(Entries from a dataset)
* start *
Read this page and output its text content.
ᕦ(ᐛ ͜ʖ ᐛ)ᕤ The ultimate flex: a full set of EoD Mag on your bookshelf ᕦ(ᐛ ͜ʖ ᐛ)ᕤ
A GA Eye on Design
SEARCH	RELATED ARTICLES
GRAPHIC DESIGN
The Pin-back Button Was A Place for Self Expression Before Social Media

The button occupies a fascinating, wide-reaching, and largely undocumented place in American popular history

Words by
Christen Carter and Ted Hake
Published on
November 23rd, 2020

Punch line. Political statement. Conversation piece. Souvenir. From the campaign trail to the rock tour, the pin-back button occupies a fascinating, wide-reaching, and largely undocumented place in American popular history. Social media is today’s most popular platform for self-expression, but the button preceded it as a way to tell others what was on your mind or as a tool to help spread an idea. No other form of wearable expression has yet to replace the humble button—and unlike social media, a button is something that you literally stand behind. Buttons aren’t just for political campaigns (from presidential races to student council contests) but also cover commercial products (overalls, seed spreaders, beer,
* end *
◆ **Written task**: Identify each line in the entries with the word "your" and copy it.

◆ **Output of the task**:
ᕦ(ᐛ ͜ʖ ᐛ)ᕤ The ultimate flex: a full set of EoD Mag on your bookshelf ᕦ(ᐛ ͜ʖ ᐛ)ᕤ
Punch line. Political statement. Conversation piece. Souvenir. From the campaign trail to the rock tour, the pin-back button occupies a fascinating, wide-reaching, and largely undocumented place in American popular history. Social media is today’s most popular platform for self-expression, but the button preceded it as a way to tell others what was on your mind or as a tool to help spread an idea. No other form of wearable expression has yet to replace the humble button—and unlike social media, a button is something that you literally stand behind. Buttons aren’t just for political campaigns (from presidential races to student council contests) but also cover commercial products (overalls, seed spreaders, beer,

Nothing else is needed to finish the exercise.